» Brief:
Could you transcribe every record below exactly as written, leaving out any pictures?

-- START Records for the exercise --

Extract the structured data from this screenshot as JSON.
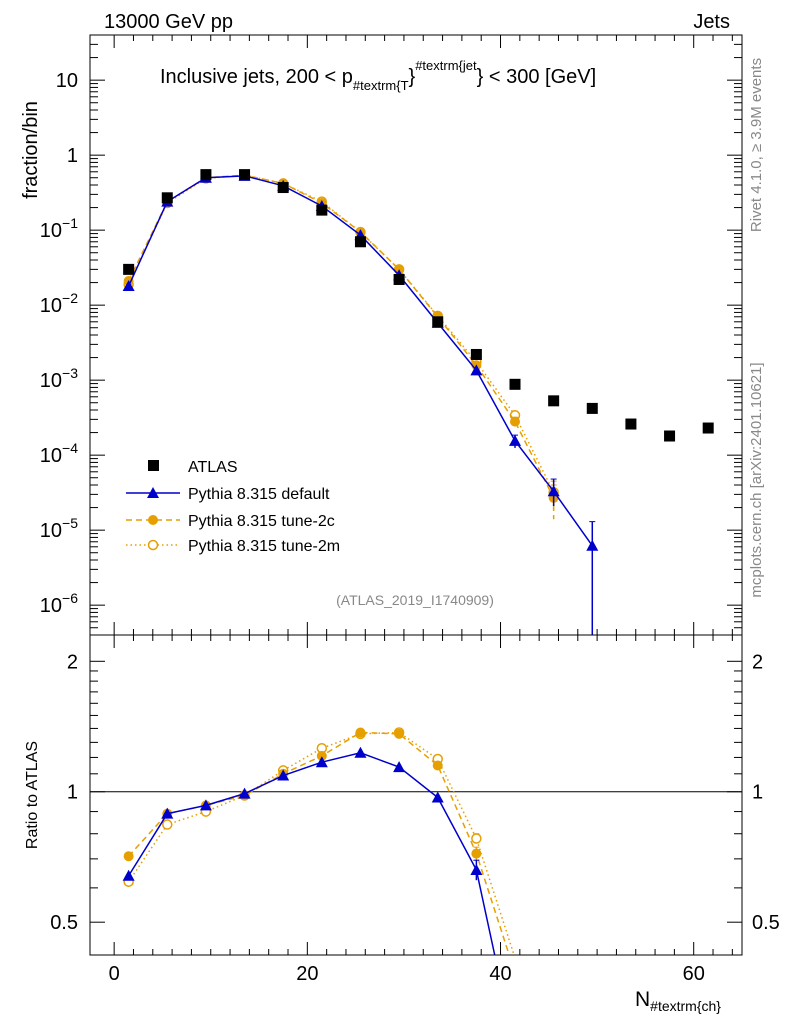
{
  "header": {
    "left": "13000 GeV pp",
    "right": "Jets"
  },
  "side_labels": {
    "rivet": "Rivet 4.1.0, ≥ 3.9M events",
    "mcplots": "mcplots.cern.ch [arXiv:2401.10621]"
  },
  "colors": {
    "atlas": "#000000",
    "default": "#0000cc",
    "tune2c": "#e69f00",
    "tune2m": "#e69f00"
  },
  "chart_data": [
    {
      "type": "scatter",
      "panel": "main",
      "title": {
        "main": "Inclusive jets, 200 < p",
        "sub": "#textrm{T",
        "brace": "}",
        "sup": "#textrm{jet",
        "tail": "} < 300 [GeV]"
      },
      "watermark": "(ATLAS_2019_I1740909)",
      "ylabel": "fraction/bin",
      "yscale": "log",
      "ylim": [
        4e-07,
        40
      ],
      "xlim": [
        -2.5,
        65
      ],
      "ytick_labels": [
        {
          "v": 10,
          "base": "10",
          "exp": ""
        },
        {
          "v": 1,
          "base": "1",
          "exp": ""
        },
        {
          "v": 0.1,
          "base": "10",
          "exp": "−1"
        },
        {
          "v": 0.01,
          "base": "10",
          "exp": "−2"
        },
        {
          "v": 0.001,
          "base": "10",
          "exp": "−3"
        },
        {
          "v": 0.0001,
          "base": "10",
          "exp": "−4"
        },
        {
          "v": 1e-05,
          "base": "10",
          "exp": "−5"
        },
        {
          "v": 1e-06,
          "base": "10",
          "exp": "−6"
        }
      ],
      "legend": {
        "position": "lower-left",
        "entries": [
          {
            "key": "atlas",
            "label": "ATLAS"
          },
          {
            "key": "default",
            "label": "Pythia 8.315 default"
          },
          {
            "key": "tune2c",
            "label": "Pythia 8.315 tune-2c"
          },
          {
            "key": "tune2m",
            "label": "Pythia 8.315 tune-2m"
          }
        ]
      },
      "series": [
        {
          "key": "atlas",
          "name": "ATLAS",
          "marker": "square",
          "x": [
            1.5,
            5.5,
            9.5,
            13.5,
            17.5,
            21.5,
            25.5,
            29.5,
            33.5,
            37.5,
            41.5,
            45.5,
            49.5,
            53.5,
            57.5,
            61.5
          ],
          "values": [
            0.03,
            0.27,
            0.55,
            0.55,
            0.37,
            0.185,
            0.07,
            0.022,
            0.006,
            0.0022,
            0.00088,
            0.00053,
            0.00042,
            0.00026,
            0.00018,
            0.00023
          ]
        },
        {
          "key": "default",
          "name": "Pythia 8.315 default",
          "marker": "triangle",
          "line": "solid",
          "x": [
            1.5,
            5.5,
            9.5,
            13.5,
            17.5,
            21.5,
            25.5,
            29.5,
            33.5,
            37.5,
            41.5,
            45.5,
            49.5
          ],
          "values": [
            0.018,
            0.24,
            0.5,
            0.53,
            0.39,
            0.21,
            0.086,
            0.025,
            0.0058,
            0.00135,
            0.000155,
            3.3e-05,
            6.2e-06
          ],
          "err_lo": [
            0,
            0,
            0,
            0,
            0,
            0,
            0,
            0,
            0,
            0,
            3e-05,
            1.2e-05,
            5.9e-06
          ],
          "err_hi": [
            0,
            0,
            0,
            0,
            0,
            0,
            0,
            0,
            0,
            0,
            3e-05,
            1.5e-05,
            6.8e-06
          ]
        },
        {
          "key": "tune2c",
          "name": "Pythia 8.315 tune-2c",
          "marker": "filled-circle",
          "line": "dashed",
          "x": [
            1.5,
            5.5,
            9.5,
            13.5,
            17.5,
            21.5,
            25.5,
            29.5,
            33.5,
            37.5,
            41.5,
            45.5
          ],
          "values": [
            0.021,
            0.24,
            0.5,
            0.54,
            0.42,
            0.23,
            0.095,
            0.03,
            0.007,
            0.00158,
            0.00028,
            2.7e-05
          ],
          "err_lo": [
            0,
            0,
            0,
            0,
            0,
            0,
            0,
            0,
            0,
            0,
            4e-05,
            1.3e-05
          ],
          "err_hi": [
            0,
            0,
            0,
            0,
            0,
            0,
            0,
            0,
            0,
            0,
            4e-05,
            1.3e-05
          ]
        },
        {
          "key": "tune2m",
          "name": "Pythia 8.315 tune-2m",
          "marker": "open-circle",
          "line": "dotted",
          "x": [
            1.5,
            5.5,
            9.5,
            13.5,
            17.5,
            21.5,
            25.5,
            29.5,
            33.5,
            37.5,
            41.5,
            45.5
          ],
          "values": [
            0.019,
            0.23,
            0.49,
            0.54,
            0.42,
            0.24,
            0.094,
            0.03,
            0.0072,
            0.00175,
            0.00034,
            3.2e-05
          ],
          "err_lo": [
            0,
            0,
            0,
            0,
            0,
            0,
            0,
            0,
            0,
            0,
            4e-05,
            1.3e-05
          ],
          "err_hi": [
            0,
            0,
            0,
            0,
            0,
            0,
            0,
            0,
            0,
            0,
            4e-05,
            1.3e-05
          ]
        }
      ]
    },
    {
      "type": "line",
      "panel": "ratio",
      "ylabel": "Ratio to ATLAS",
      "xlabel": "N",
      "xlabel_sub": "#textrm{ch}",
      "yscale": "log",
      "ylim": [
        0.42,
        2.3
      ],
      "xlim": [
        -2.5,
        65
      ],
      "reference": 1,
      "ytick_labels": [
        {
          "v": 2,
          "label": "2"
        },
        {
          "v": 1,
          "label": "1"
        },
        {
          "v": 0.5,
          "label": "0.5"
        }
      ],
      "xtick_labels": [
        {
          "v": 0,
          "label": "0"
        },
        {
          "v": 20,
          "label": "20"
        },
        {
          "v": 40,
          "label": "40"
        },
        {
          "v": 60,
          "label": "60"
        }
      ],
      "series": [
        {
          "key": "default",
          "marker": "triangle",
          "line": "solid",
          "x": [
            1.5,
            5.5,
            9.5,
            13.5,
            17.5,
            21.5,
            25.5,
            29.5,
            33.5,
            37.5,
            39.4
          ],
          "values": [
            0.64,
            0.89,
            0.93,
            0.99,
            1.09,
            1.17,
            1.23,
            1.14,
            0.97,
            0.66,
            0.42
          ],
          "err_lo": [
            0,
            0,
            0,
            0,
            0,
            0,
            0,
            0,
            0,
            0.035,
            0
          ],
          "err_hi": [
            0,
            0,
            0,
            0,
            0,
            0,
            0,
            0,
            0,
            0.035,
            0
          ]
        },
        {
          "key": "tune2c",
          "marker": "filled-circle",
          "line": "dashed",
          "x": [
            1.5,
            5.5,
            9.5,
            13.5,
            17.5,
            21.5,
            25.5,
            29.5,
            33.5,
            37.5,
            40.9
          ],
          "values": [
            0.71,
            0.89,
            0.93,
            0.98,
            1.1,
            1.21,
            1.37,
            1.36,
            1.15,
            0.72,
            0.42
          ],
          "err_lo": [
            0,
            0,
            0,
            0,
            0,
            0,
            0,
            0,
            0,
            0.025,
            0
          ],
          "err_hi": [
            0,
            0,
            0,
            0,
            0,
            0,
            0,
            0,
            0,
            0.025,
            0
          ]
        },
        {
          "key": "tune2m",
          "marker": "open-circle",
          "line": "dotted",
          "x": [
            1.5,
            5.5,
            9.5,
            13.5,
            17.5,
            21.5,
            25.5,
            29.5,
            33.5,
            37.5,
            41.4
          ],
          "values": [
            0.62,
            0.84,
            0.9,
            0.98,
            1.12,
            1.26,
            1.36,
            1.37,
            1.19,
            0.78,
            0.42
          ],
          "err_lo": [
            0,
            0,
            0,
            0,
            0,
            0,
            0,
            0,
            0,
            0.02,
            0
          ],
          "err_hi": [
            0,
            0,
            0,
            0,
            0,
            0,
            0,
            0,
            0,
            0.02,
            0
          ]
        }
      ]
    }
  ]
}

-- END Records for the exercise --

» Reply to the task:
Extract the structured data from this screenshot as JSON.
{
  "header": {
    "left": "13000 GeV pp",
    "right": "Jets"
  },
  "side_labels": {
    "rivet": "Rivet 4.1.0, ≥ 3.9M events",
    "mcplots": "mcplots.cern.ch [arXiv:2401.10621]"
  },
  "colors": {
    "atlas": "#000000",
    "default": "#0000cc",
    "tune2c": "#e69f00",
    "tune2m": "#e69f00"
  },
  "chart_data": [
    {
      "type": "scatter",
      "panel": "main",
      "title": {
        "main": "Inclusive jets, 200 < p",
        "sub": "#textrm{T",
        "brace": "}",
        "sup": "#textrm{jet",
        "tail": "} < 300 [GeV]"
      },
      "watermark": "(ATLAS_2019_I1740909)",
      "ylabel": "fraction/bin",
      "yscale": "log",
      "ylim": [
        4e-07,
        40
      ],
      "xlim": [
        -2.5,
        65
      ],
      "ytick_labels": [
        {
          "v": 10,
          "base": "10",
          "exp": ""
        },
        {
          "v": 1,
          "base": "1",
          "exp": ""
        },
        {
          "v": 0.1,
          "base": "10",
          "exp": "−1"
        },
        {
          "v": 0.01,
          "base": "10",
          "exp": "−2"
        },
        {
          "v": 0.001,
          "base": "10",
          "exp": "−3"
        },
        {
          "v": 0.0001,
          "base": "10",
          "exp": "−4"
        },
        {
          "v": 1e-05,
          "base": "10",
          "exp": "−5"
        },
        {
          "v": 1e-06,
          "base": "10",
          "exp": "−6"
        }
      ],
      "legend": {
        "position": "lower-left",
        "entries": [
          {
            "key": "atlas",
            "label": "ATLAS"
          },
          {
            "key": "default",
            "label": "Pythia 8.315 default"
          },
          {
            "key": "tune2c",
            "label": "Pythia 8.315 tune-2c"
          },
          {
            "key": "tune2m",
            "label": "Pythia 8.315 tune-2m"
          }
        ]
      },
      "series": [
        {
          "key": "atlas",
          "name": "ATLAS",
          "marker": "square",
          "x": [
            1.5,
            5.5,
            9.5,
            13.5,
            17.5,
            21.5,
            25.5,
            29.5,
            33.5,
            37.5,
            41.5,
            45.5,
            49.5,
            53.5,
            57.5,
            61.5
          ],
          "values": [
            0.03,
            0.27,
            0.55,
            0.55,
            0.37,
            0.185,
            0.07,
            0.022,
            0.006,
            0.0022,
            0.00088,
            0.00053,
            0.00042,
            0.00026,
            0.00018,
            0.00023
          ]
        },
        {
          "key": "default",
          "name": "Pythia 8.315 default",
          "marker": "triangle",
          "line": "solid",
          "x": [
            1.5,
            5.5,
            9.5,
            13.5,
            17.5,
            21.5,
            25.5,
            29.5,
            33.5,
            37.5,
            41.5,
            45.5,
            49.5
          ],
          "values": [
            0.018,
            0.24,
            0.5,
            0.53,
            0.39,
            0.21,
            0.086,
            0.025,
            0.0058,
            0.00135,
            0.000155,
            3.3e-05,
            6.2e-06
          ],
          "err_lo": [
            0,
            0,
            0,
            0,
            0,
            0,
            0,
            0,
            0,
            0,
            3e-05,
            1.2e-05,
            5.9e-06
          ],
          "err_hi": [
            0,
            0,
            0,
            0,
            0,
            0,
            0,
            0,
            0,
            0,
            3e-05,
            1.5e-05,
            6.8e-06
          ]
        },
        {
          "key": "tune2c",
          "name": "Pythia 8.315 tune-2c",
          "marker": "filled-circle",
          "line": "dashed",
          "x": [
            1.5,
            5.5,
            9.5,
            13.5,
            17.5,
            21.5,
            25.5,
            29.5,
            33.5,
            37.5,
            41.5,
            45.5
          ],
          "values": [
            0.021,
            0.24,
            0.5,
            0.54,
            0.42,
            0.23,
            0.095,
            0.03,
            0.007,
            0.00158,
            0.00028,
            2.7e-05
          ],
          "err_lo": [
            0,
            0,
            0,
            0,
            0,
            0,
            0,
            0,
            0,
            0,
            4e-05,
            1.3e-05
          ],
          "err_hi": [
            0,
            0,
            0,
            0,
            0,
            0,
            0,
            0,
            0,
            0,
            4e-05,
            1.3e-05
          ]
        },
        {
          "key": "tune2m",
          "name": "Pythia 8.315 tune-2m",
          "marker": "open-circle",
          "line": "dotted",
          "x": [
            1.5,
            5.5,
            9.5,
            13.5,
            17.5,
            21.5,
            25.5,
            29.5,
            33.5,
            37.5,
            41.5,
            45.5
          ],
          "values": [
            0.019,
            0.23,
            0.49,
            0.54,
            0.42,
            0.24,
            0.094,
            0.03,
            0.0072,
            0.00175,
            0.00034,
            3.2e-05
          ],
          "err_lo": [
            0,
            0,
            0,
            0,
            0,
            0,
            0,
            0,
            0,
            0,
            4e-05,
            1.3e-05
          ],
          "err_hi": [
            0,
            0,
            0,
            0,
            0,
            0,
            0,
            0,
            0,
            0,
            4e-05,
            1.3e-05
          ]
        }
      ]
    },
    {
      "type": "line",
      "panel": "ratio",
      "ylabel": "Ratio to ATLAS",
      "xlabel": "N",
      "xlabel_sub": "#textrm{ch}",
      "yscale": "log",
      "ylim": [
        0.42,
        2.3
      ],
      "xlim": [
        -2.5,
        65
      ],
      "reference": 1,
      "ytick_labels": [
        {
          "v": 2,
          "label": "2"
        },
        {
          "v": 1,
          "label": "1"
        },
        {
          "v": 0.5,
          "label": "0.5"
        }
      ],
      "xtick_labels": [
        {
          "v": 0,
          "label": "0"
        },
        {
          "v": 20,
          "label": "20"
        },
        {
          "v": 40,
          "label": "40"
        },
        {
          "v": 60,
          "label": "60"
        }
      ],
      "series": [
        {
          "key": "default",
          "marker": "triangle",
          "line": "solid",
          "x": [
            1.5,
            5.5,
            9.5,
            13.5,
            17.5,
            21.5,
            25.5,
            29.5,
            33.5,
            37.5,
            39.4
          ],
          "values": [
            0.64,
            0.89,
            0.93,
            0.99,
            1.09,
            1.17,
            1.23,
            1.14,
            0.97,
            0.66,
            0.42
          ],
          "err_lo": [
            0,
            0,
            0,
            0,
            0,
            0,
            0,
            0,
            0,
            0.035,
            0
          ],
          "err_hi": [
            0,
            0,
            0,
            0,
            0,
            0,
            0,
            0,
            0,
            0.035,
            0
          ]
        },
        {
          "key": "tune2c",
          "marker": "filled-circle",
          "line": "dashed",
          "x": [
            1.5,
            5.5,
            9.5,
            13.5,
            17.5,
            21.5,
            25.5,
            29.5,
            33.5,
            37.5,
            40.9
          ],
          "values": [
            0.71,
            0.89,
            0.93,
            0.98,
            1.1,
            1.21,
            1.37,
            1.36,
            1.15,
            0.72,
            0.42
          ],
          "err_lo": [
            0,
            0,
            0,
            0,
            0,
            0,
            0,
            0,
            0,
            0.025,
            0
          ],
          "err_hi": [
            0,
            0,
            0,
            0,
            0,
            0,
            0,
            0,
            0,
            0.025,
            0
          ]
        },
        {
          "key": "tune2m",
          "marker": "open-circle",
          "line": "dotted",
          "x": [
            1.5,
            5.5,
            9.5,
            13.5,
            17.5,
            21.5,
            25.5,
            29.5,
            33.5,
            37.5,
            41.4
          ],
          "values": [
            0.62,
            0.84,
            0.9,
            0.98,
            1.12,
            1.26,
            1.36,
            1.37,
            1.19,
            0.78,
            0.42
          ],
          "err_lo": [
            0,
            0,
            0,
            0,
            0,
            0,
            0,
            0,
            0,
            0.02,
            0
          ],
          "err_hi": [
            0,
            0,
            0,
            0,
            0,
            0,
            0,
            0,
            0,
            0.02,
            0
          ]
        }
      ]
    }
  ]
}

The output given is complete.